* TO DO *
The word "color" marks the lines to keep; find each one in the data and copy it.

══ DATA UNDER STUDY ══

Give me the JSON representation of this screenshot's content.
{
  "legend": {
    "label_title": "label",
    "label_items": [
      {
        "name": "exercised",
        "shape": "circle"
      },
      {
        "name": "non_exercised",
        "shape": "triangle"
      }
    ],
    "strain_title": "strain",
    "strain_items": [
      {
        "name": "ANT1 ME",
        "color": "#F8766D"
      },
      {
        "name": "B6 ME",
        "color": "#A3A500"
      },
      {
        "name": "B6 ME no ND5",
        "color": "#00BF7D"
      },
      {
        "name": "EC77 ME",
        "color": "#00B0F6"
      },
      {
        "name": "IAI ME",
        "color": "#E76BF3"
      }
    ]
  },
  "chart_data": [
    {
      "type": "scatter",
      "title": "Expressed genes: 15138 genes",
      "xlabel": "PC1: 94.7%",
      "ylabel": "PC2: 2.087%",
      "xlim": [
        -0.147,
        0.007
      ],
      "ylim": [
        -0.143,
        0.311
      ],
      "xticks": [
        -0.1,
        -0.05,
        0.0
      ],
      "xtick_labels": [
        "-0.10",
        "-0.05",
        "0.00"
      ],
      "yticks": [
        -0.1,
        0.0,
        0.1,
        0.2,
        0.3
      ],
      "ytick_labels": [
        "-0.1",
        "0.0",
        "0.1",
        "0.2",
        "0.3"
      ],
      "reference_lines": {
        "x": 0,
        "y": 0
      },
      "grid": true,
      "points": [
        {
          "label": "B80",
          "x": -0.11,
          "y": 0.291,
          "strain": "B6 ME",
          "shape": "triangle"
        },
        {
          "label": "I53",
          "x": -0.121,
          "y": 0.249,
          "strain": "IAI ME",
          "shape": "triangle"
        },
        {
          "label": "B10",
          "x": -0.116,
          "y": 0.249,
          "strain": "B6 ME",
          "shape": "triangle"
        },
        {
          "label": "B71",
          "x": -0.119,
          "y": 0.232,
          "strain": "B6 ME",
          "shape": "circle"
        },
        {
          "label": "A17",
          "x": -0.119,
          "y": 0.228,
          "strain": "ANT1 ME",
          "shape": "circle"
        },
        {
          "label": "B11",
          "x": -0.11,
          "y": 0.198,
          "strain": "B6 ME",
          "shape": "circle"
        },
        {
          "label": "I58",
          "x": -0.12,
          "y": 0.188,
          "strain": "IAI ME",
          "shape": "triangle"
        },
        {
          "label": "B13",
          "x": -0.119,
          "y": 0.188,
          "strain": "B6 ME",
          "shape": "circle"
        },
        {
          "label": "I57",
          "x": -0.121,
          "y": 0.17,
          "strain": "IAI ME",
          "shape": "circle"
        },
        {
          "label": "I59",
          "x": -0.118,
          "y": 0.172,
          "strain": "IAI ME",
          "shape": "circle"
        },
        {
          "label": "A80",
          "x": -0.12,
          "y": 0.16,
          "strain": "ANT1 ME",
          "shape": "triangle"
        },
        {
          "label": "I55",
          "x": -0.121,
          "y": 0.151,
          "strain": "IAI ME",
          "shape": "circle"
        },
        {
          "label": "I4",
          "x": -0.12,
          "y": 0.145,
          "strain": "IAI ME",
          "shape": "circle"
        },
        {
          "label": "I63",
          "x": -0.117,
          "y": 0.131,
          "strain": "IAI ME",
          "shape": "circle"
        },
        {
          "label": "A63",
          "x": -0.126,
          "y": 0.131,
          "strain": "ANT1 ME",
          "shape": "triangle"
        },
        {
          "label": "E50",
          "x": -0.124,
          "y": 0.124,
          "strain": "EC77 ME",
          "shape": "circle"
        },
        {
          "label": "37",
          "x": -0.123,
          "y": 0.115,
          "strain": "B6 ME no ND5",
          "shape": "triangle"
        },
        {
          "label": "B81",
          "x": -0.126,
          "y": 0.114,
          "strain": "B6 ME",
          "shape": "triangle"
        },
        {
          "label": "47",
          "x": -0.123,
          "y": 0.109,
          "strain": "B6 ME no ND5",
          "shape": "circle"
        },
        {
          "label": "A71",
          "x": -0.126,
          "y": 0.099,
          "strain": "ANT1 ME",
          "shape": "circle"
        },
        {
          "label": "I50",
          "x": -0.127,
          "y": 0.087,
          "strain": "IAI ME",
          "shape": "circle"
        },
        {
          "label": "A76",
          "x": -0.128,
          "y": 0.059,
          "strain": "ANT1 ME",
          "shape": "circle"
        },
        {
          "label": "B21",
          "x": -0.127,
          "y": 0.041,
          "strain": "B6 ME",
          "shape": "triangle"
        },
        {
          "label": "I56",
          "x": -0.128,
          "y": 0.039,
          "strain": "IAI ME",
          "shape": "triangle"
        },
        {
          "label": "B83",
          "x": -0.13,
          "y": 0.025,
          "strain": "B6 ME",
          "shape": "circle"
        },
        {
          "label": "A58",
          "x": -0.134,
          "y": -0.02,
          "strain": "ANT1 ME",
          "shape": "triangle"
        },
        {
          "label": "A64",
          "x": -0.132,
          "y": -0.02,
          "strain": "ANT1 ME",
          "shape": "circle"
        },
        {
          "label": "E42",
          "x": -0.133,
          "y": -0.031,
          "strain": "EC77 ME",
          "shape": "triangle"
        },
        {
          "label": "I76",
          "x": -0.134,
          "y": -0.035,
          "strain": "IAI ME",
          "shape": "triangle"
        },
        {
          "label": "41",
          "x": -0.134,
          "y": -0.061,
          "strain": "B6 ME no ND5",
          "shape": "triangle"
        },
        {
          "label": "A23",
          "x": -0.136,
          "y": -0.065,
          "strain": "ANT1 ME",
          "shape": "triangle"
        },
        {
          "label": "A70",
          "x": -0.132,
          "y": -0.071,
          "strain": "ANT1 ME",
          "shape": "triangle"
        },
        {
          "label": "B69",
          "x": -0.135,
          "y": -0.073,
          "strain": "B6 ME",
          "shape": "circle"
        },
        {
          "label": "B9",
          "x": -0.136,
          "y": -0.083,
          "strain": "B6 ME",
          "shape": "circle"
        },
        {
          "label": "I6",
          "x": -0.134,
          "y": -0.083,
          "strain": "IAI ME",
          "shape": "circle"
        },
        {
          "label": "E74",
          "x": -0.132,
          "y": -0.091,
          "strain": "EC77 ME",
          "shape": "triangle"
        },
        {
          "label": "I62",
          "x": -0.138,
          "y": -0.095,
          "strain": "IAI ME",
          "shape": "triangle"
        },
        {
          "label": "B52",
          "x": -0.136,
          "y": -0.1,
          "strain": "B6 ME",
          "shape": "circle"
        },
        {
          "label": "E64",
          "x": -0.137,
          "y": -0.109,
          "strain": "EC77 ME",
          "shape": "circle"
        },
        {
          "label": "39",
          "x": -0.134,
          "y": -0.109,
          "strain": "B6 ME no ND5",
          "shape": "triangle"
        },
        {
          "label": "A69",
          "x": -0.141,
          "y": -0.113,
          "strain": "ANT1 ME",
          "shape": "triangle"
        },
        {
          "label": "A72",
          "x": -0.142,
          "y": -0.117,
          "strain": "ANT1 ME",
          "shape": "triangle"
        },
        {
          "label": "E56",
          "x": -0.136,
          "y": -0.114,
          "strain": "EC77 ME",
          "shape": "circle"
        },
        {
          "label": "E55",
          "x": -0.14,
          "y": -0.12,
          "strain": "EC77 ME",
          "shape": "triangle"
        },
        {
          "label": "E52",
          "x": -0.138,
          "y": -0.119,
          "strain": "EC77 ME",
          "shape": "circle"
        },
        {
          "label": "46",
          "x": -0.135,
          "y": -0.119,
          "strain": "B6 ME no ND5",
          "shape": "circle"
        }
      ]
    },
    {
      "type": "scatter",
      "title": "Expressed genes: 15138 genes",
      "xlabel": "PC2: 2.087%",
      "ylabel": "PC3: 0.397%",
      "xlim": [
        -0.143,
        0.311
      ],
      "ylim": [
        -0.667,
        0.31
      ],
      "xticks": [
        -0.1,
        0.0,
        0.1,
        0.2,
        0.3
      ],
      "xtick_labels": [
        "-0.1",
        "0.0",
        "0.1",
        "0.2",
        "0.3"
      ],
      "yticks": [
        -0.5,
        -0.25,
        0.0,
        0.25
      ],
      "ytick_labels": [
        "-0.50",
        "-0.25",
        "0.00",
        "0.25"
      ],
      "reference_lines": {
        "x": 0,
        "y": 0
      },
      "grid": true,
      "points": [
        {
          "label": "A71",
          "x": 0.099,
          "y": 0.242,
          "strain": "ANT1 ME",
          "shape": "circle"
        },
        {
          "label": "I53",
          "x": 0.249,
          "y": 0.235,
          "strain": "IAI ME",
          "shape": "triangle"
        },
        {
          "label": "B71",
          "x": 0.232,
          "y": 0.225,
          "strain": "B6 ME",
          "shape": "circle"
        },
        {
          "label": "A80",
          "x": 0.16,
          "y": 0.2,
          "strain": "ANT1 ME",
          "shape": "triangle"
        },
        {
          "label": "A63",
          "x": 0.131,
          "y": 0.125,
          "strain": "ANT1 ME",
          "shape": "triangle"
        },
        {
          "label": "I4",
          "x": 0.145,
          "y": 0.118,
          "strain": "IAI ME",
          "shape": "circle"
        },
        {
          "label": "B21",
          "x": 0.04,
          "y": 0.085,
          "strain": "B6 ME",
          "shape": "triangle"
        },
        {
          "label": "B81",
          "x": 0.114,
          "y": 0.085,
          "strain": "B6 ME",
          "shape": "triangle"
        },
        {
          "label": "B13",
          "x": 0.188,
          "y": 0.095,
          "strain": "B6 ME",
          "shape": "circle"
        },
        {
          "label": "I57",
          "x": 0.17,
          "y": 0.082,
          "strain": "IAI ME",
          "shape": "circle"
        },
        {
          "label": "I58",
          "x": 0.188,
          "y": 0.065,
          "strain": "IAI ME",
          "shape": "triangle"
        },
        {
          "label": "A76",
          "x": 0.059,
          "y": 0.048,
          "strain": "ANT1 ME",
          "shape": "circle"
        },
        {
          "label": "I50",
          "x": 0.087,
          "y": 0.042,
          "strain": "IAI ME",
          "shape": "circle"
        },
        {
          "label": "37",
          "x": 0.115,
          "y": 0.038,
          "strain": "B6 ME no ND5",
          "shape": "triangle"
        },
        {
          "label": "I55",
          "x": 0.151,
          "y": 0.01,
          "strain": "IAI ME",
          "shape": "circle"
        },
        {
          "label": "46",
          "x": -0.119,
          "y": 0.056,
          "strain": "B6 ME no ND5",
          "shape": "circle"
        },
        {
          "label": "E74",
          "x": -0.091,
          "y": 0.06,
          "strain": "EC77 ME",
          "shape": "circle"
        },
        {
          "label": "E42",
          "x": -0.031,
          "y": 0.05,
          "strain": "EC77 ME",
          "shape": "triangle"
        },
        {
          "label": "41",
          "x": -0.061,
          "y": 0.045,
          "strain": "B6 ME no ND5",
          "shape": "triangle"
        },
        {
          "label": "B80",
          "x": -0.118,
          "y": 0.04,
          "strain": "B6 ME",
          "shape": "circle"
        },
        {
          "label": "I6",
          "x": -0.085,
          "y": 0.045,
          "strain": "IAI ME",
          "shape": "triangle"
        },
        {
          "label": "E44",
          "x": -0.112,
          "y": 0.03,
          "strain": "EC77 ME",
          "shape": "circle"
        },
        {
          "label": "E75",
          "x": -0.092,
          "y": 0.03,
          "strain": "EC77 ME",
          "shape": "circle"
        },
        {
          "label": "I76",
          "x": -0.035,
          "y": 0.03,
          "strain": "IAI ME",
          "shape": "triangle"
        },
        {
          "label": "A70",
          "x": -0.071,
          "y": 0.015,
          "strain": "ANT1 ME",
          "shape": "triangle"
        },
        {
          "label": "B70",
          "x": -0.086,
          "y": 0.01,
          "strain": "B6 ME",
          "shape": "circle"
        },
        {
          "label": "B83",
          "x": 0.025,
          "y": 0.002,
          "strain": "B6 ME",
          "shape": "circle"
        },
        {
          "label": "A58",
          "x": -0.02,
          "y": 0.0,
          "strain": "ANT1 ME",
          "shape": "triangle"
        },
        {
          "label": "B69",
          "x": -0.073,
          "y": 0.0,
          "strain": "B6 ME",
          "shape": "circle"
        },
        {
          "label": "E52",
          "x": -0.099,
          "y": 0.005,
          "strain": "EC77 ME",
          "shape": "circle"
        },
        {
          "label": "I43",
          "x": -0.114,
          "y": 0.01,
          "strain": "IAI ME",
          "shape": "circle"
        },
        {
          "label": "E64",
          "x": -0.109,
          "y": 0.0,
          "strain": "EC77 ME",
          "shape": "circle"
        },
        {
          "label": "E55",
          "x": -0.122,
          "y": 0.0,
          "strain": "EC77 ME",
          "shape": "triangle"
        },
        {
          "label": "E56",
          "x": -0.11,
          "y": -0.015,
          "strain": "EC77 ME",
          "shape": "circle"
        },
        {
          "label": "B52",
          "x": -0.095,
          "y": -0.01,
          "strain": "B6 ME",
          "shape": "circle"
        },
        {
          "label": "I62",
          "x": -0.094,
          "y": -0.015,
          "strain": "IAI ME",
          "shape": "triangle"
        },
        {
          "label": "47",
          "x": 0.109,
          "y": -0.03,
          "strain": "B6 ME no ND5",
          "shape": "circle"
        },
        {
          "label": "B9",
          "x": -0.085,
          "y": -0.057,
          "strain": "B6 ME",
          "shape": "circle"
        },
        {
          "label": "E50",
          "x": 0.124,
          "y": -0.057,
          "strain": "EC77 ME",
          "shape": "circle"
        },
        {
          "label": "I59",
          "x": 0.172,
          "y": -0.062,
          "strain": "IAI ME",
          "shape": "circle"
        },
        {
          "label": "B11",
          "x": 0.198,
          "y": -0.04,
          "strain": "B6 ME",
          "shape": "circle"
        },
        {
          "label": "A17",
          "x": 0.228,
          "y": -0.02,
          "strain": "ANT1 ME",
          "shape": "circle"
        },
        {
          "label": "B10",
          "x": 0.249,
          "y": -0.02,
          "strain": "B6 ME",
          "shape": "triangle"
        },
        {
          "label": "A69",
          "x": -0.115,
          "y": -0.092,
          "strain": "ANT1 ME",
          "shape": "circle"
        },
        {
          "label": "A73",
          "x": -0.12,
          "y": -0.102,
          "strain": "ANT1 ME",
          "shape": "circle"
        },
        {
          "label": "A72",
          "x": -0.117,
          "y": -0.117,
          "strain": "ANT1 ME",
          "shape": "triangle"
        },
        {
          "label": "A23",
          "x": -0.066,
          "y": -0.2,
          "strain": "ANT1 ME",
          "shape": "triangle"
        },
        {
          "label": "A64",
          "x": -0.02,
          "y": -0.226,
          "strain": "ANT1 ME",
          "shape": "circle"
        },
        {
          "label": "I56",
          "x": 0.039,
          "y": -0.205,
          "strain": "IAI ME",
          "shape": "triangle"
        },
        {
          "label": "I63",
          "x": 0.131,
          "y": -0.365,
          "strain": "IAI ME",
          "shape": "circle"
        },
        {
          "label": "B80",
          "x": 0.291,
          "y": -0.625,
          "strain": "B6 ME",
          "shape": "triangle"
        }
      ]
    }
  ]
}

═══

* RESPONSE TO THE TASK *
        "color": "#F8766D"
        "color": "#A3A500"
        "color": "#00BF7D"
        "color": "#00B0F6"
        "color": "#E76BF3"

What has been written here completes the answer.